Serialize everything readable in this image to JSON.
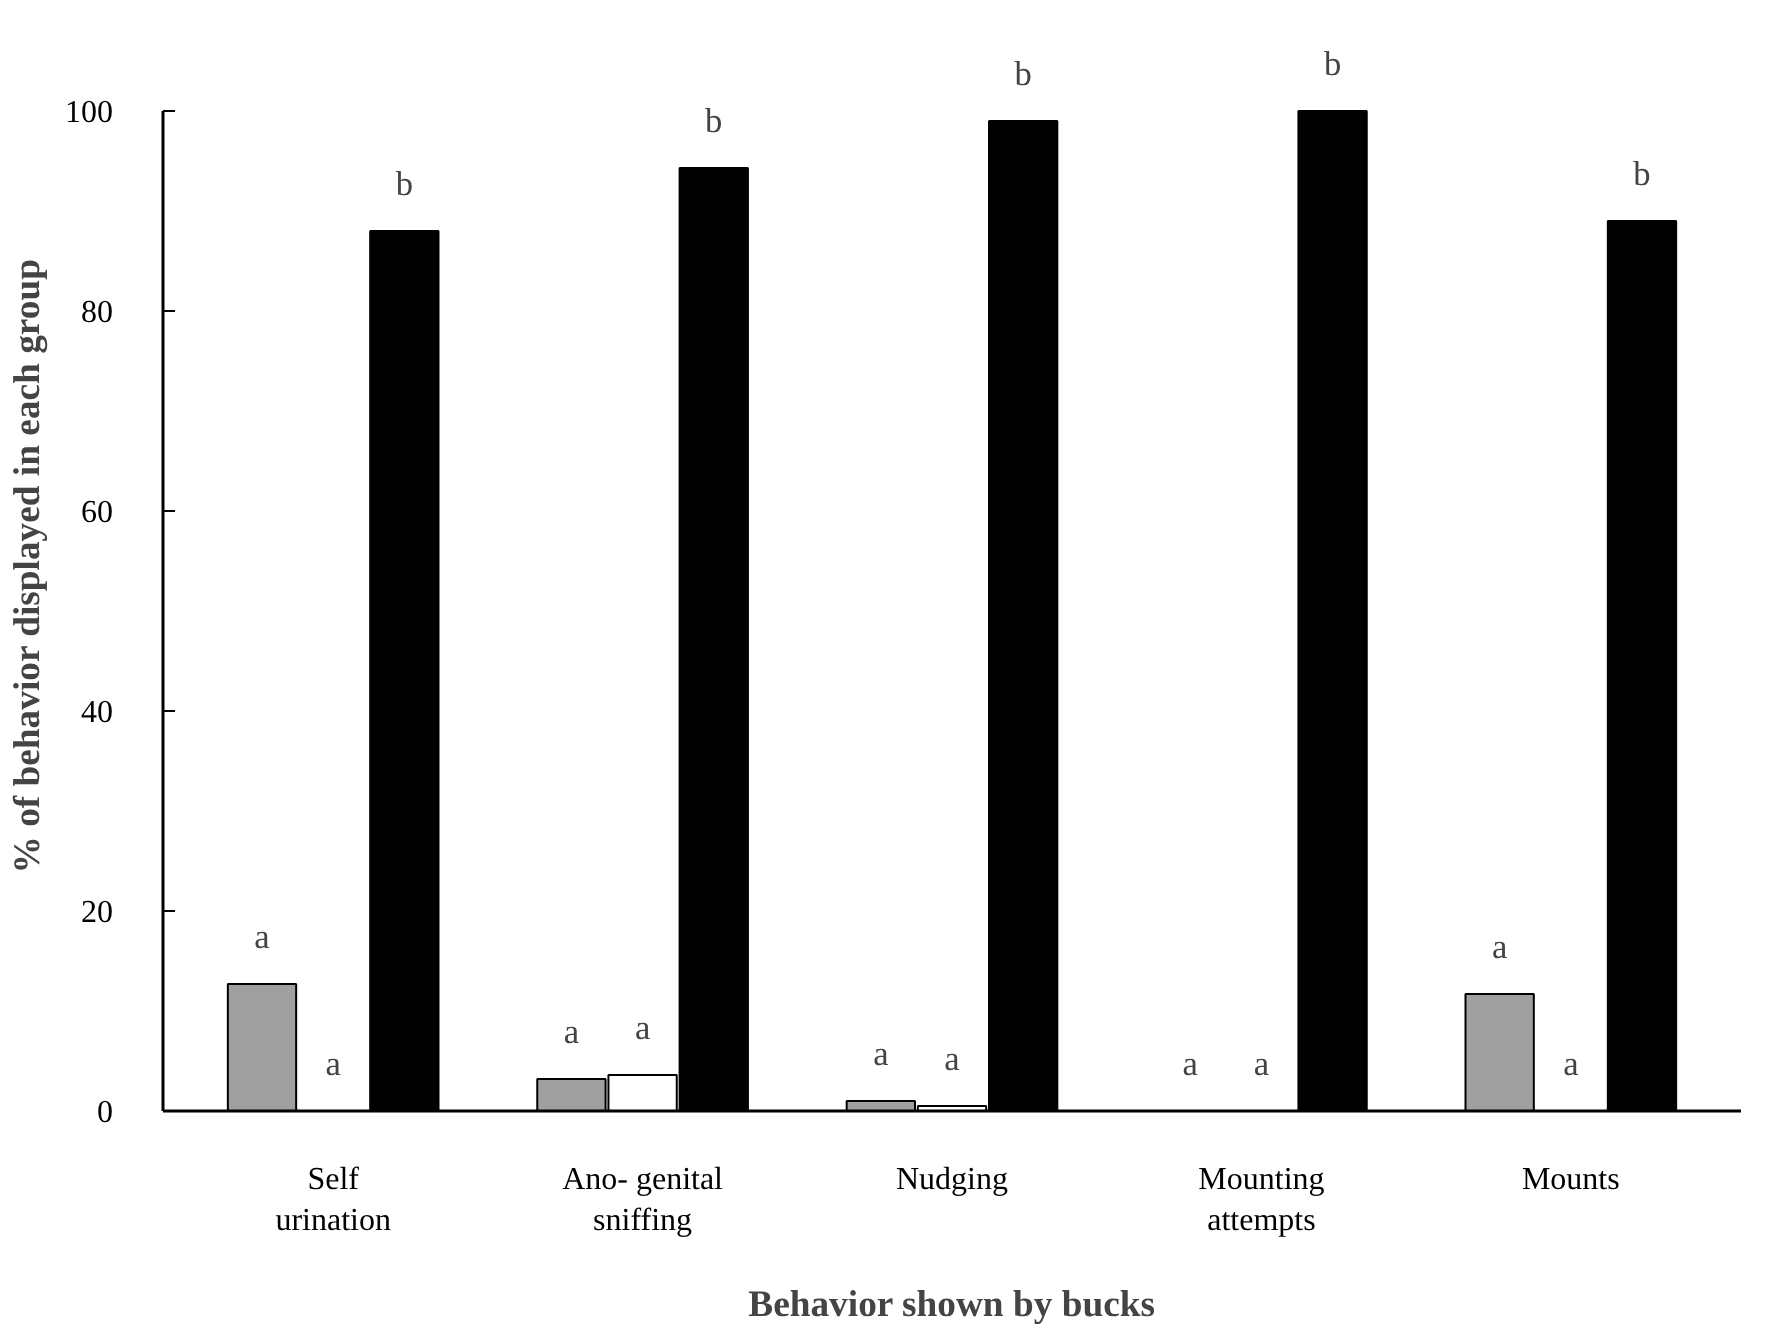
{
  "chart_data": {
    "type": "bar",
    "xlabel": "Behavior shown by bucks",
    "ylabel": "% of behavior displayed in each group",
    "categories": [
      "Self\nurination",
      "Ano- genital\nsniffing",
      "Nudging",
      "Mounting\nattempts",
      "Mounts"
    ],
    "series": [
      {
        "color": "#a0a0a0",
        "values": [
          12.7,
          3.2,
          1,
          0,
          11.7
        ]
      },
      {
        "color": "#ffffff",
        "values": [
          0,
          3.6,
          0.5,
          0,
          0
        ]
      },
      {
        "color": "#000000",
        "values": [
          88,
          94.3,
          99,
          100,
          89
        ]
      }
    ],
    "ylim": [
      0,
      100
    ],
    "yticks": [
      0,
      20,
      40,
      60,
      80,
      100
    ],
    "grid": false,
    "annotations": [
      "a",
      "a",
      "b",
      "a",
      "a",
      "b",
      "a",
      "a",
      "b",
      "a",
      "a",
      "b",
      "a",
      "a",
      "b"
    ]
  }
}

☆ ☆ ☆ ☆

Problem to work on:
Send back the data above word for word, with the pictures left out.

Result of the task:
Serialize everything readable in this image to JSON.
{
  "chart_data": {
    "type": "bar",
    "xlabel": "Behavior shown by bucks",
    "ylabel": "% of behavior displayed in each group",
    "categories": [
      "Self\nurination",
      "Ano- genital\nsniffing",
      "Nudging",
      "Mounting\nattempts",
      "Mounts"
    ],
    "series": [
      {
        "color": "#a0a0a0",
        "values": [
          12.7,
          3.2,
          1,
          0,
          11.7
        ]
      },
      {
        "color": "#ffffff",
        "values": [
          0,
          3.6,
          0.5,
          0,
          0
        ]
      },
      {
        "color": "#000000",
        "values": [
          88,
          94.3,
          99,
          100,
          89
        ]
      }
    ],
    "ylim": [
      0,
      100
    ],
    "yticks": [
      0,
      20,
      40,
      60,
      80,
      100
    ],
    "grid": false,
    "annotations": [
      "a",
      "a",
      "b",
      "a",
      "a",
      "b",
      "a",
      "a",
      "b",
      "a",
      "a",
      "b",
      "a",
      "a",
      "b"
    ]
  }
}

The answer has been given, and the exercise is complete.